*WORK INSTRUCTIONS:* All of the records below must be output exactly, with no pictures carried over.

Stored data
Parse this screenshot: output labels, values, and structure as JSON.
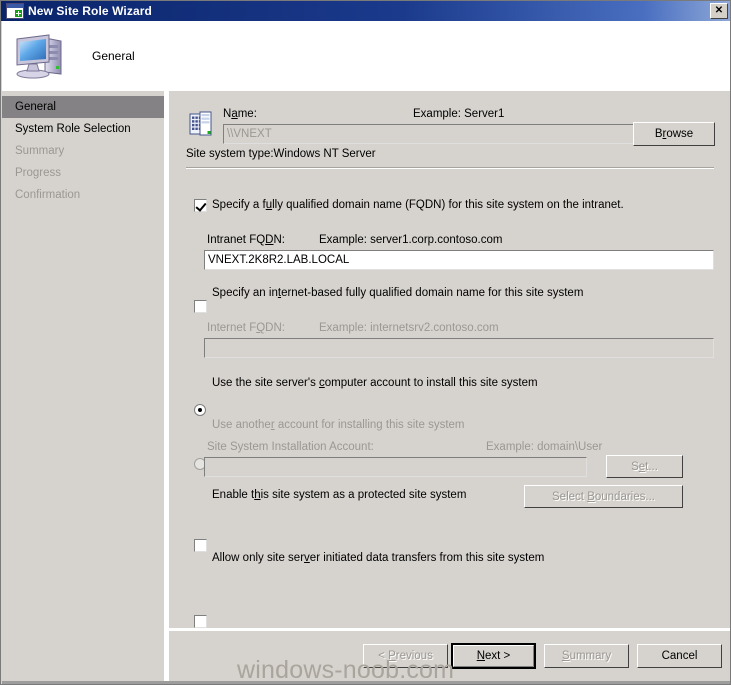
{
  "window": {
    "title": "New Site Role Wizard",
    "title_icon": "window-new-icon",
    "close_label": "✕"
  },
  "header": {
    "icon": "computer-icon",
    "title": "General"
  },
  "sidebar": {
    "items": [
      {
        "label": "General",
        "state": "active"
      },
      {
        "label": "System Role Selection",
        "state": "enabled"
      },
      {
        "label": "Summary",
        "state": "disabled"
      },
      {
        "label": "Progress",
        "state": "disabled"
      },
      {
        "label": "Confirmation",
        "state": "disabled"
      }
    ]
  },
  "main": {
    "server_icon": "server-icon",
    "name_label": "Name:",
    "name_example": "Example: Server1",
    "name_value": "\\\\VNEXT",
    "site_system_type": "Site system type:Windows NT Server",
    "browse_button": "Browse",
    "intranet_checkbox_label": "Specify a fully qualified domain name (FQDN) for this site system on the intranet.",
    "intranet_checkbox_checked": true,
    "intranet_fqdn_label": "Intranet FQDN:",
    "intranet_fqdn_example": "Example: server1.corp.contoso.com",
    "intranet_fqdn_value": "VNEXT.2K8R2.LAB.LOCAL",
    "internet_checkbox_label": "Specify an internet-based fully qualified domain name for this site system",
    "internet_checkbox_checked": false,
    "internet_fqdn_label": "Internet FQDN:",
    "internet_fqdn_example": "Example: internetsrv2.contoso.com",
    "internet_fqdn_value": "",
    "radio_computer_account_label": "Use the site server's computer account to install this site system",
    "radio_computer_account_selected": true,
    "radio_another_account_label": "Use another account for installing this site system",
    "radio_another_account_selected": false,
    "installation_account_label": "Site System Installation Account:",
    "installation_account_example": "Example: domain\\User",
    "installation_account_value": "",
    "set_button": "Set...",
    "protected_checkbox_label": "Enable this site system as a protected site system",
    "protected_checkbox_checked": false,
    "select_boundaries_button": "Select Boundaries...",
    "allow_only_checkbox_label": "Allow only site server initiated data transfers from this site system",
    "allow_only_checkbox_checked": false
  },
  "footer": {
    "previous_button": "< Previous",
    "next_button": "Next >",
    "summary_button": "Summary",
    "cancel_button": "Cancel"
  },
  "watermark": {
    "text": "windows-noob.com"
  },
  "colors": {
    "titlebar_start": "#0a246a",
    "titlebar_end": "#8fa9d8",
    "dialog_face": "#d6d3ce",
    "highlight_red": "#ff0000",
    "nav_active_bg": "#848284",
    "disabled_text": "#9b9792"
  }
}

*TASK OUTPUT:*
Parse this screenshot: output labels, values, and structure as JSON.
{
  "window": {
    "title": "New Site Role Wizard",
    "title_icon": "window-new-icon",
    "close_label": "✕"
  },
  "header": {
    "icon": "computer-icon",
    "title": "General"
  },
  "sidebar": {
    "items": [
      {
        "label": "General",
        "state": "active"
      },
      {
        "label": "System Role Selection",
        "state": "enabled"
      },
      {
        "label": "Summary",
        "state": "disabled"
      },
      {
        "label": "Progress",
        "state": "disabled"
      },
      {
        "label": "Confirmation",
        "state": "disabled"
      }
    ]
  },
  "main": {
    "server_icon": "server-icon",
    "name_label": "Name:",
    "name_example": "Example: Server1",
    "name_value": "\\\\VNEXT",
    "site_system_type": "Site system type:Windows NT Server",
    "browse_button": "Browse",
    "intranet_checkbox_label": "Specify a fully qualified domain name (FQDN) for this site system on the intranet.",
    "intranet_checkbox_checked": true,
    "intranet_fqdn_label": "Intranet FQDN:",
    "intranet_fqdn_example": "Example: server1.corp.contoso.com",
    "intranet_fqdn_value": "VNEXT.2K8R2.LAB.LOCAL",
    "internet_checkbox_label": "Specify an internet-based fully qualified domain name for this site system",
    "internet_checkbox_checked": false,
    "internet_fqdn_label": "Internet FQDN:",
    "internet_fqdn_example": "Example: internetsrv2.contoso.com",
    "internet_fqdn_value": "",
    "radio_computer_account_label": "Use the site server's computer account to install this site system",
    "radio_computer_account_selected": true,
    "radio_another_account_label": "Use another account for installing this site system",
    "radio_another_account_selected": false,
    "installation_account_label": "Site System Installation Account:",
    "installation_account_example": "Example: domain\\User",
    "installation_account_value": "",
    "set_button": "Set...",
    "protected_checkbox_label": "Enable this site system as a protected site system",
    "protected_checkbox_checked": false,
    "select_boundaries_button": "Select Boundaries...",
    "allow_only_checkbox_label": "Allow only site server initiated data transfers from this site system",
    "allow_only_checkbox_checked": false
  },
  "footer": {
    "previous_button": "< Previous",
    "next_button": "Next >",
    "summary_button": "Summary",
    "cancel_button": "Cancel"
  },
  "watermark": {
    "text": "windows-noob.com"
  },
  "colors": {
    "titlebar_start": "#0a246a",
    "titlebar_end": "#8fa9d8",
    "dialog_face": "#d6d3ce",
    "highlight_red": "#ff0000",
    "nav_active_bg": "#848284",
    "disabled_text": "#9b9792"
  }
}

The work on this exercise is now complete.